TASK TO COMPLETE >>
Filter the listing below, copying every line in which the word "signal" appears.

RECORDS FOR PROCESSING >>
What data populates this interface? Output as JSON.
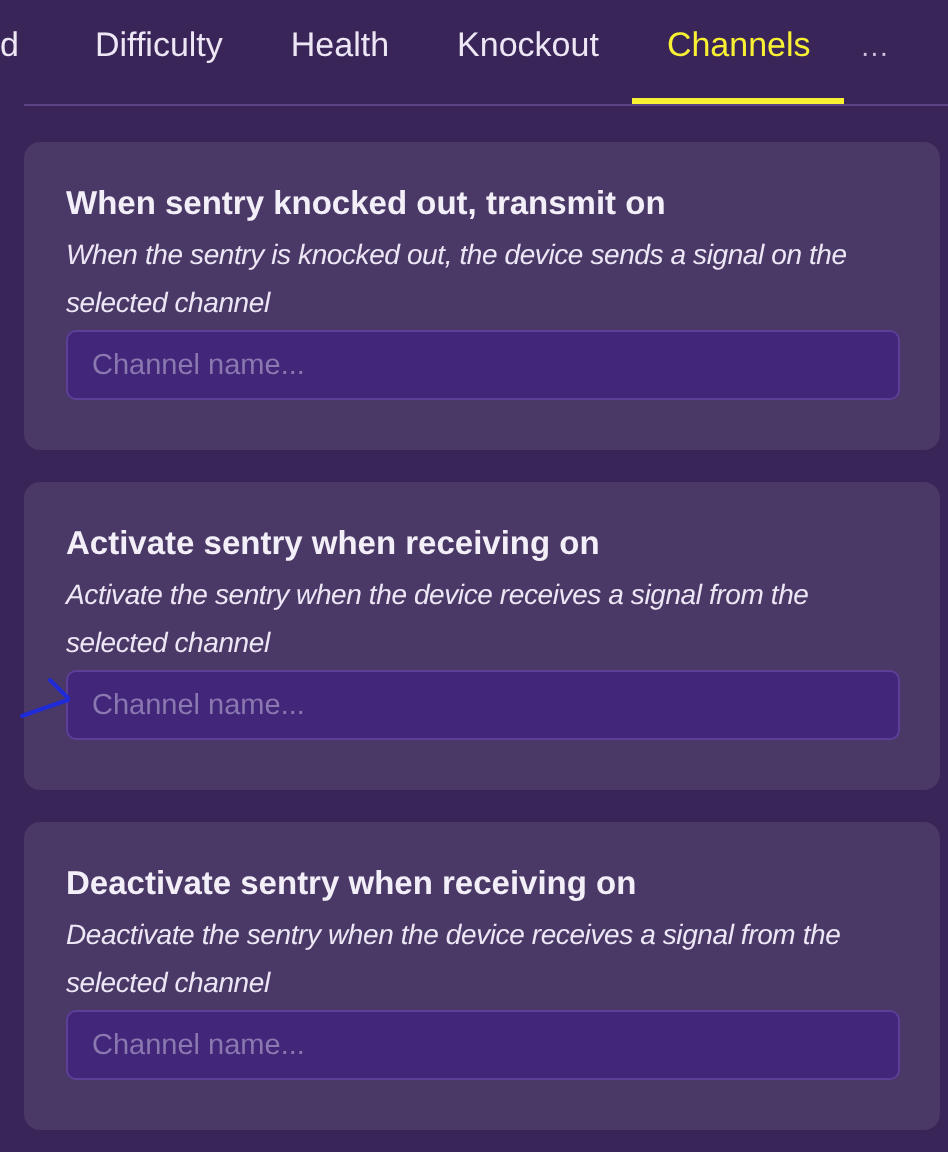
{
  "tabs": [
    {
      "label": "d",
      "selected": false
    },
    {
      "label": "Difficulty",
      "selected": false
    },
    {
      "label": "Health",
      "selected": false
    },
    {
      "label": "Knockout",
      "selected": false
    },
    {
      "label": "Channels",
      "selected": true
    }
  ],
  "more": "···",
  "sections": [
    {
      "title": "When sentry knocked out, transmit on",
      "description": "When the sentry is knocked out, the device sends a signal on the selected channel",
      "placeholder": "Channel name...",
      "annotated": false
    },
    {
      "title": "Activate sentry when receiving on",
      "description": "Activate the sentry when the device receives a signal from the selected channel",
      "placeholder": "Channel name...",
      "annotated": true
    },
    {
      "title": "Deactivate sentry when receiving on",
      "description": "Deactivate the sentry when the device receives a signal from the selected channel",
      "placeholder": "Channel name...",
      "annotated": false
    }
  ]
}
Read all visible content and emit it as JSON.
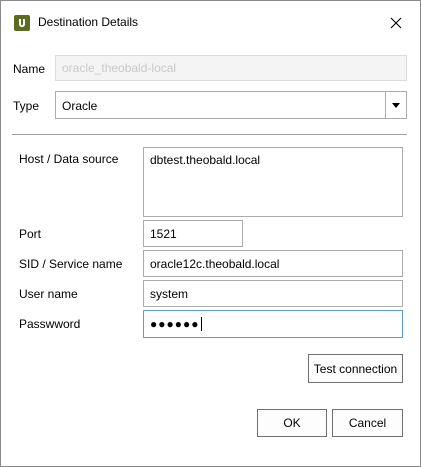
{
  "window": {
    "title": "Destination Details",
    "icon": "app-logo-icon",
    "close_icon": "close-icon"
  },
  "form": {
    "name_label": "Name",
    "name_value": "oracle_theobald-local",
    "type_label": "Type",
    "type_value": "Oracle",
    "host_label": "Host / Data source",
    "host_value": "dbtest.theobald.local",
    "port_label": "Port",
    "port_value": "1521",
    "sid_label": "SID / Service name",
    "sid_value": "oracle12c.theobald.local",
    "user_label": "User name",
    "user_value": "system",
    "password_label": "Passwword",
    "password_mask": "●●●●●●"
  },
  "buttons": {
    "test_connection": "Test connection",
    "ok": "OK",
    "cancel": "Cancel"
  }
}
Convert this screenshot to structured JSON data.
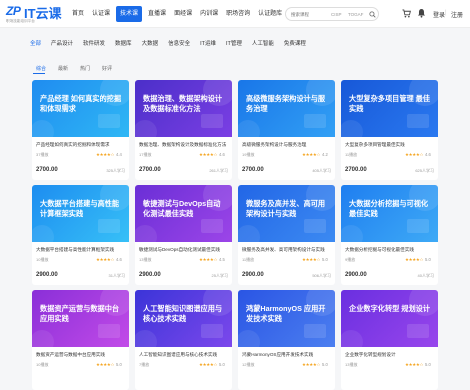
{
  "header": {
    "logo_mark": "ZP",
    "logo_text": "IT云课",
    "logo_sub": "职场技能培训平台",
    "nav": [
      {
        "label": "首页"
      },
      {
        "label": "认证课"
      },
      {
        "label": "技术课",
        "active": true
      },
      {
        "label": "直播课"
      },
      {
        "label": "面经课"
      },
      {
        "label": "内训课"
      },
      {
        "label": "职场咨询"
      },
      {
        "label": "认证题库"
      }
    ],
    "search_placeholder": "搜索课程",
    "search_tags": [
      "CISP",
      "TOGAF"
    ],
    "login": "登录",
    "separator": "|",
    "register": "注册"
  },
  "categories": [
    {
      "label": "全部",
      "active": true
    },
    {
      "label": "产品设计"
    },
    {
      "label": "软件研发"
    },
    {
      "label": "数据库"
    },
    {
      "label": "大数据"
    },
    {
      "label": "信息安全"
    },
    {
      "label": "IT运维"
    },
    {
      "label": "IT管理"
    },
    {
      "label": "人工智能"
    },
    {
      "label": "免费课程"
    }
  ],
  "sort_tabs": [
    {
      "label": "综合",
      "active": true
    },
    {
      "label": "最新"
    },
    {
      "label": "热门"
    },
    {
      "label": "好评"
    }
  ],
  "courses": [
    {
      "thumb_title": "产品经理 如何真实的挖掘和体现需求",
      "thumb_lines": [
        "产品经理 如何",
        "真实的挖掘和体现需求"
      ],
      "bg": [
        "#1f8cf0",
        "#2fb7f5"
      ],
      "title": "产品经理如何真实的挖掘和体现需求",
      "users": "37播放",
      "stars": "★★★★☆",
      "rating": "4.4",
      "price": "2700.00",
      "buyers": "325人学习"
    },
    {
      "thumb_title": "数据治理、数据架构设计及数据标准化方法",
      "thumb_lines": [
        "数据治理、数据架构设计",
        "及数据标准化方法"
      ],
      "bg": [
        "#4b2fc9",
        "#7b3fe4"
      ],
      "title": "数据治理、数据架构设计及数据标准化方法",
      "users": "17播放",
      "stars": "★★★★☆",
      "rating": "4.6",
      "price": "2700.00",
      "buyers": "261人学习"
    },
    {
      "thumb_title": "高级微服务架构设计与服务治理",
      "thumb_lines": [
        "高级微服务架构设计",
        "与服务治理"
      ],
      "bg": [
        "#1976e8",
        "#32a0f5"
      ],
      "title": "高级微服务架构设计与服务治理",
      "users": "19播放",
      "stars": "★★★★☆",
      "rating": "4.2",
      "price": "2700.00",
      "buyers": "405人学习"
    },
    {
      "thumb_title": "大型复杂多项目管理 最佳实践",
      "thumb_lines": [
        "大型复杂多项目管理",
        "最佳实践"
      ],
      "bg": [
        "#1758d8",
        "#2a79f0"
      ],
      "title": "大型复杂多项目管理最佳实践",
      "users": "11播放",
      "stars": "★★★★☆",
      "rating": "4.6",
      "price": "2700.00",
      "buyers": "625人学习"
    },
    {
      "thumb_title": "大数据平台搭建与高性能计算框架实践",
      "thumb_lines": [
        "大数据平台搭建",
        "与高性能计算框架实践"
      ],
      "bg": [
        "#1d8df0",
        "#37c0f7"
      ],
      "title": "大数据平台搭建与高性能计算框架实践",
      "users": "10播放",
      "stars": "★★★★☆",
      "rating": "4.6",
      "price": "2900.00",
      "buyers": "31人学习"
    },
    {
      "thumb_title": "敏捷测试与DevOps自动化测试最佳实践",
      "thumb_lines": [
        "敏捷测试与DevOps",
        "自动化测试最佳实践"
      ],
      "bg": [
        "#6a2fd6",
        "#9c45e8"
      ],
      "title": "敏捷测试与DevOps自动化测试最佳实践",
      "users": "13播放",
      "stars": "★★★★☆",
      "rating": "4.5",
      "price": "2900.00",
      "buyers": "25人学习"
    },
    {
      "thumb_title": "微服务及高并发、高可用架构设计与实践",
      "thumb_lines": [
        "微服务及高并发、高可用",
        "架构设计与实践"
      ],
      "bg": [
        "#2266e6",
        "#3c8af2"
      ],
      "title": "微服务及高并发、高可用架构设计与实践",
      "users": "11播放",
      "stars": "★★★★☆",
      "rating": "5.0",
      "price": "2900.00",
      "buyers": "506人学习"
    },
    {
      "thumb_title": "大数据分析挖掘与可视化最佳实践",
      "thumb_lines": [
        "大数据分析挖掘",
        "与可视化最佳实践"
      ],
      "bg": [
        "#1f7ef0",
        "#3eaaf6"
      ],
      "title": "大数据分析挖掘与可视化最佳实践",
      "users": "9播放",
      "stars": "★★★★☆",
      "rating": "5.0",
      "price": "2900.00",
      "buyers": "40人学习"
    },
    {
      "thumb_title": "数据资产运营与数据中台应用实践",
      "thumb_lines": [
        "数据资产运营",
        "与数据中台应用实践"
      ],
      "bg": [
        "#8a2fd8",
        "#c24be8"
      ],
      "title": "数据资产运营与数据中台应用实践",
      "users": "10播放",
      "stars": "★★★★☆",
      "rating": "5.0",
      "price": "",
      "buyers": ""
    },
    {
      "thumb_title": "人工智能知识图谱应用与核心技术实践",
      "thumb_lines": [
        "人工智能知识图谱应用",
        "与核心技术实践"
      ],
      "bg": [
        "#3b34d8",
        "#7c48ec"
      ],
      "title": "人工智能知识图谱应用与核心技术实践",
      "users": "7播放",
      "stars": "★★★★☆",
      "rating": "5.0",
      "price": "",
      "buyers": ""
    },
    {
      "thumb_title": "鸿蒙HarmonyOS 应用开发技术实践",
      "thumb_lines": [
        "鸿蒙HarmonyOS",
        "应用开发技术实践"
      ],
      "bg": [
        "#2a55e4",
        "#4c7ff0"
      ],
      "title": "鸿蒙HarmonyOS应用开发技术实践",
      "users": "12播放",
      "stars": "★★★★☆",
      "rating": "5.0",
      "price": "",
      "buyers": ""
    },
    {
      "thumb_title": "企业数字化转型 规划设计",
      "thumb_lines": [
        "企业数字化转型",
        "规划设计"
      ],
      "bg": [
        "#6a2fe0",
        "#9846ec"
      ],
      "title": "企业数字化转型规划设计",
      "users": "13播放",
      "stars": "★★★★☆",
      "rating": "5.0",
      "price": "",
      "buyers": ""
    }
  ]
}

COMPLETE RESPONSE >>
      "description": "When the sentry is knocked out, the device sends a signal on the selected channel",
      "description": "Activate the sentry when the device receives a signal from the selected channel",
      "description": "Deactivate the sentry when the device receives a signal from the selected channel",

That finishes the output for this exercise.